- [PROBLEM DESCRIPTION] Your task is to print all of the data below exactly, with no pictures included.

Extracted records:
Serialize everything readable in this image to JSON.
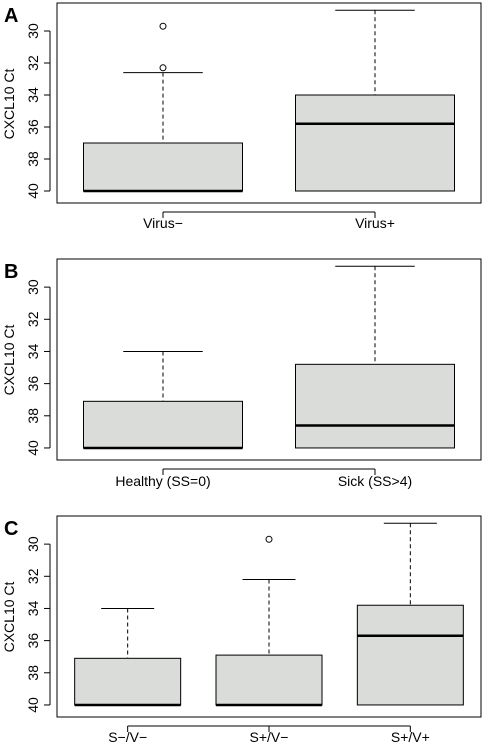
{
  "chart_data": [
    {
      "type": "box",
      "panel_label": "A",
      "ylabel": "CXCL10 Ct",
      "ylim": [
        28.5,
        40.5
      ],
      "y_reversed": true,
      "y_ticks": [
        30,
        32,
        34,
        36,
        38,
        40
      ],
      "categories": [
        "Virus−",
        "Virus+"
      ],
      "boxes": [
        {
          "whisker_low": 32.6,
          "q1": 37.0,
          "median": 40.0,
          "q3": 40.0,
          "whisker_high": 40.0,
          "outliers": [
            29.7,
            32.3
          ]
        },
        {
          "whisker_low": 28.7,
          "q1": 34.0,
          "median": 35.8,
          "q3": 40.0,
          "whisker_high": 40.0,
          "outliers": []
        }
      ],
      "fill_color": "#d9dcd9"
    },
    {
      "type": "box",
      "panel_label": "B",
      "ylabel": "CXCL10 Ct",
      "ylim": [
        28.5,
        40.5
      ],
      "y_reversed": true,
      "y_ticks": [
        30,
        32,
        34,
        36,
        38,
        40
      ],
      "categories": [
        "Healthy (SS=0)",
        "Sick (SS>4)"
      ],
      "boxes": [
        {
          "whisker_low": 34.0,
          "q1": 37.1,
          "median": 40.0,
          "q3": 40.0,
          "whisker_high": 40.0,
          "outliers": []
        },
        {
          "whisker_low": 28.7,
          "q1": 34.8,
          "median": 38.6,
          "q3": 40.0,
          "whisker_high": 40.0,
          "outliers": []
        }
      ],
      "fill_color": "#d9dcd9"
    },
    {
      "type": "box",
      "panel_label": "C",
      "ylabel": "CXCL10 Ct",
      "ylim": [
        28.5,
        40.5
      ],
      "y_reversed": true,
      "y_ticks": [
        30,
        32,
        34,
        36,
        38,
        40
      ],
      "categories": [
        "S−/V−",
        "S+/V−",
        "S+/V+"
      ],
      "boxes": [
        {
          "whisker_low": 34.0,
          "q1": 37.1,
          "median": 40.0,
          "q3": 40.0,
          "whisker_high": 40.0,
          "outliers": []
        },
        {
          "whisker_low": 32.2,
          "q1": 36.9,
          "median": 40.0,
          "q3": 40.0,
          "whisker_high": 40.0,
          "outliers": [
            29.7
          ]
        },
        {
          "whisker_low": 28.7,
          "q1": 33.8,
          "median": 35.7,
          "q3": 40.0,
          "whisker_high": 40.0,
          "outliers": []
        }
      ],
      "fill_color": "#d9dcd9"
    }
  ]
}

- [EXPECTED ANSWER]
Serialize everything readable in this image to JSON.
{
  "chart_data": [
    {
      "type": "box",
      "panel_label": "A",
      "ylabel": "CXCL10 Ct",
      "ylim": [
        28.5,
        40.5
      ],
      "y_reversed": true,
      "y_ticks": [
        30,
        32,
        34,
        36,
        38,
        40
      ],
      "categories": [
        "Virus−",
        "Virus+"
      ],
      "boxes": [
        {
          "whisker_low": 32.6,
          "q1": 37.0,
          "median": 40.0,
          "q3": 40.0,
          "whisker_high": 40.0,
          "outliers": [
            29.7,
            32.3
          ]
        },
        {
          "whisker_low": 28.7,
          "q1": 34.0,
          "median": 35.8,
          "q3": 40.0,
          "whisker_high": 40.0,
          "outliers": []
        }
      ],
      "fill_color": "#d9dcd9"
    },
    {
      "type": "box",
      "panel_label": "B",
      "ylabel": "CXCL10 Ct",
      "ylim": [
        28.5,
        40.5
      ],
      "y_reversed": true,
      "y_ticks": [
        30,
        32,
        34,
        36,
        38,
        40
      ],
      "categories": [
        "Healthy (SS=0)",
        "Sick (SS>4)"
      ],
      "boxes": [
        {
          "whisker_low": 34.0,
          "q1": 37.1,
          "median": 40.0,
          "q3": 40.0,
          "whisker_high": 40.0,
          "outliers": []
        },
        {
          "whisker_low": 28.7,
          "q1": 34.8,
          "median": 38.6,
          "q3": 40.0,
          "whisker_high": 40.0,
          "outliers": []
        }
      ],
      "fill_color": "#d9dcd9"
    },
    {
      "type": "box",
      "panel_label": "C",
      "ylabel": "CXCL10 Ct",
      "ylim": [
        28.5,
        40.5
      ],
      "y_reversed": true,
      "y_ticks": [
        30,
        32,
        34,
        36,
        38,
        40
      ],
      "categories": [
        "S−/V−",
        "S+/V−",
        "S+/V+"
      ],
      "boxes": [
        {
          "whisker_low": 34.0,
          "q1": 37.1,
          "median": 40.0,
          "q3": 40.0,
          "whisker_high": 40.0,
          "outliers": []
        },
        {
          "whisker_low": 32.2,
          "q1": 36.9,
          "median": 40.0,
          "q3": 40.0,
          "whisker_high": 40.0,
          "outliers": [
            29.7
          ]
        },
        {
          "whisker_low": 28.7,
          "q1": 33.8,
          "median": 35.7,
          "q3": 40.0,
          "whisker_high": 40.0,
          "outliers": []
        }
      ],
      "fill_color": "#d9dcd9"
    }
  ]
}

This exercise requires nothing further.